[Begin Supplied material]
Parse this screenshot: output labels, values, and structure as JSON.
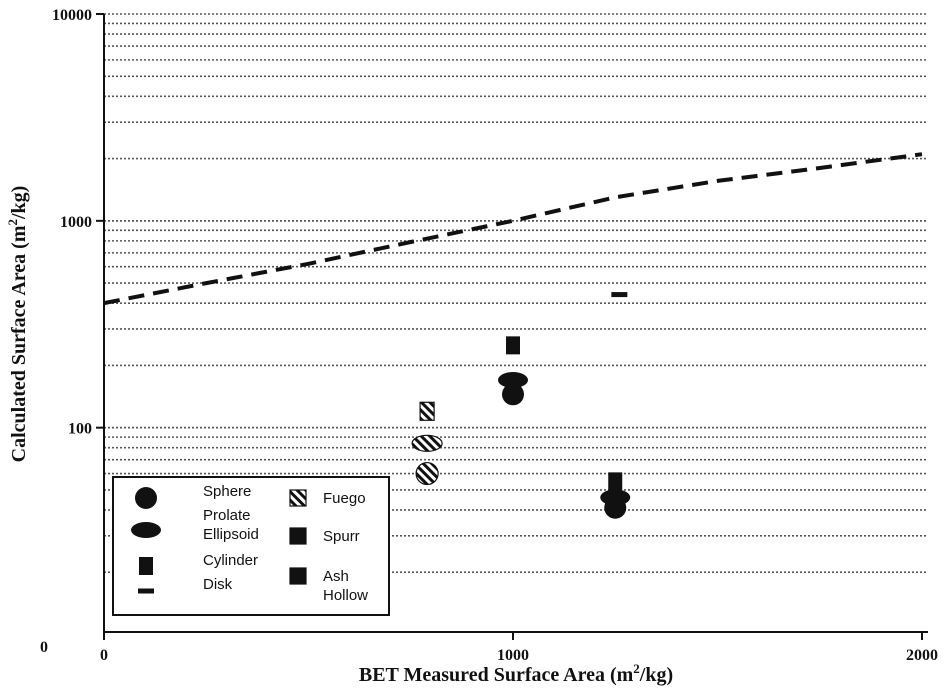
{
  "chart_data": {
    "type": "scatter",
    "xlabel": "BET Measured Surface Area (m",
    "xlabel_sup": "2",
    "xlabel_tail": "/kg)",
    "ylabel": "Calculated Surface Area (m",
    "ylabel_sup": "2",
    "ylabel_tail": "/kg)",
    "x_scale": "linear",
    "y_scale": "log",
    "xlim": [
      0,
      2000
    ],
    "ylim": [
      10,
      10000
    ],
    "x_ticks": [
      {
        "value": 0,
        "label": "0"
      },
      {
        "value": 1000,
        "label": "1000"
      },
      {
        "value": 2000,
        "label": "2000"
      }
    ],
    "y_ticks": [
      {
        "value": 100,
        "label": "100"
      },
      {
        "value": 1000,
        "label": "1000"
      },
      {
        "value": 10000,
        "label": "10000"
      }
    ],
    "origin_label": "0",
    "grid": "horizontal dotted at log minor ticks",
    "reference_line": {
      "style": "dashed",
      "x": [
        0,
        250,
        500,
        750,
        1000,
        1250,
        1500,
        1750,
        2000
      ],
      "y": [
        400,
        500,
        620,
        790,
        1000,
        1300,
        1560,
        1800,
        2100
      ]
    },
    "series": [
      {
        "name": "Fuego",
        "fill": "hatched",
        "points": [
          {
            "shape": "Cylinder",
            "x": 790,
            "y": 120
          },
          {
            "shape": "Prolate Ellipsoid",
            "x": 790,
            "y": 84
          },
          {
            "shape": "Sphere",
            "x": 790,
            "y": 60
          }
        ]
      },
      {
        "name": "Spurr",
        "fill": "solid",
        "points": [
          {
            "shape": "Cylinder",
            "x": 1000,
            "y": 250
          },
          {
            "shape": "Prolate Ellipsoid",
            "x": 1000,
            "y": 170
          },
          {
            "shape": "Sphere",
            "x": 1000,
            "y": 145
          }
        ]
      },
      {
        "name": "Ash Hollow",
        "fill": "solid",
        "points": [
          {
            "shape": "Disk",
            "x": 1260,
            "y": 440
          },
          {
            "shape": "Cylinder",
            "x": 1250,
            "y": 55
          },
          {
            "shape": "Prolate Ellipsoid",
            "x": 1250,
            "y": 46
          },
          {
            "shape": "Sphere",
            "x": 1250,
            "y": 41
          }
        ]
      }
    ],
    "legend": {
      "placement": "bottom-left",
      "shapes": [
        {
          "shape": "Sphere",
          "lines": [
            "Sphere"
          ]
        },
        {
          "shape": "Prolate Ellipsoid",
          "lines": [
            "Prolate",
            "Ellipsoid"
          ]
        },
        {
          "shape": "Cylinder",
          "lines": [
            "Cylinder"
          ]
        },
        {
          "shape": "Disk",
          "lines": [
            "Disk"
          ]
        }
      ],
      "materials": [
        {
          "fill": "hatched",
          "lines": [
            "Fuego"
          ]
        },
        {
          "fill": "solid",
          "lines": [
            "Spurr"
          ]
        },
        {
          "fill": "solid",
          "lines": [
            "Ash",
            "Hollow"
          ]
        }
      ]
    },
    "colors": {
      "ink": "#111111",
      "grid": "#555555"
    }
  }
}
[End Supplied material]
> [Given task]: Your job is to transcribe the entries above exactly; skip the pictures.

> [Answer to this task]:
Parse this screenshot: output labels, values, and structure as JSON.
{
  "chart_data": {
    "type": "scatter",
    "xlabel": "BET Measured Surface Area (m",
    "xlabel_sup": "2",
    "xlabel_tail": "/kg)",
    "ylabel": "Calculated Surface Area (m",
    "ylabel_sup": "2",
    "ylabel_tail": "/kg)",
    "x_scale": "linear",
    "y_scale": "log",
    "xlim": [
      0,
      2000
    ],
    "ylim": [
      10,
      10000
    ],
    "x_ticks": [
      {
        "value": 0,
        "label": "0"
      },
      {
        "value": 1000,
        "label": "1000"
      },
      {
        "value": 2000,
        "label": "2000"
      }
    ],
    "y_ticks": [
      {
        "value": 100,
        "label": "100"
      },
      {
        "value": 1000,
        "label": "1000"
      },
      {
        "value": 10000,
        "label": "10000"
      }
    ],
    "origin_label": "0",
    "grid": "horizontal dotted at log minor ticks",
    "reference_line": {
      "style": "dashed",
      "x": [
        0,
        250,
        500,
        750,
        1000,
        1250,
        1500,
        1750,
        2000
      ],
      "y": [
        400,
        500,
        620,
        790,
        1000,
        1300,
        1560,
        1800,
        2100
      ]
    },
    "series": [
      {
        "name": "Fuego",
        "fill": "hatched",
        "points": [
          {
            "shape": "Cylinder",
            "x": 790,
            "y": 120
          },
          {
            "shape": "Prolate Ellipsoid",
            "x": 790,
            "y": 84
          },
          {
            "shape": "Sphere",
            "x": 790,
            "y": 60
          }
        ]
      },
      {
        "name": "Spurr",
        "fill": "solid",
        "points": [
          {
            "shape": "Cylinder",
            "x": 1000,
            "y": 250
          },
          {
            "shape": "Prolate Ellipsoid",
            "x": 1000,
            "y": 170
          },
          {
            "shape": "Sphere",
            "x": 1000,
            "y": 145
          }
        ]
      },
      {
        "name": "Ash Hollow",
        "fill": "solid",
        "points": [
          {
            "shape": "Disk",
            "x": 1260,
            "y": 440
          },
          {
            "shape": "Cylinder",
            "x": 1250,
            "y": 55
          },
          {
            "shape": "Prolate Ellipsoid",
            "x": 1250,
            "y": 46
          },
          {
            "shape": "Sphere",
            "x": 1250,
            "y": 41
          }
        ]
      }
    ],
    "legend": {
      "placement": "bottom-left",
      "shapes": [
        {
          "shape": "Sphere",
          "lines": [
            "Sphere"
          ]
        },
        {
          "shape": "Prolate Ellipsoid",
          "lines": [
            "Prolate",
            "Ellipsoid"
          ]
        },
        {
          "shape": "Cylinder",
          "lines": [
            "Cylinder"
          ]
        },
        {
          "shape": "Disk",
          "lines": [
            "Disk"
          ]
        }
      ],
      "materials": [
        {
          "fill": "hatched",
          "lines": [
            "Fuego"
          ]
        },
        {
          "fill": "solid",
          "lines": [
            "Spurr"
          ]
        },
        {
          "fill": "solid",
          "lines": [
            "Ash",
            "Hollow"
          ]
        }
      ]
    },
    "colors": {
      "ink": "#111111",
      "grid": "#555555"
    }
  }
}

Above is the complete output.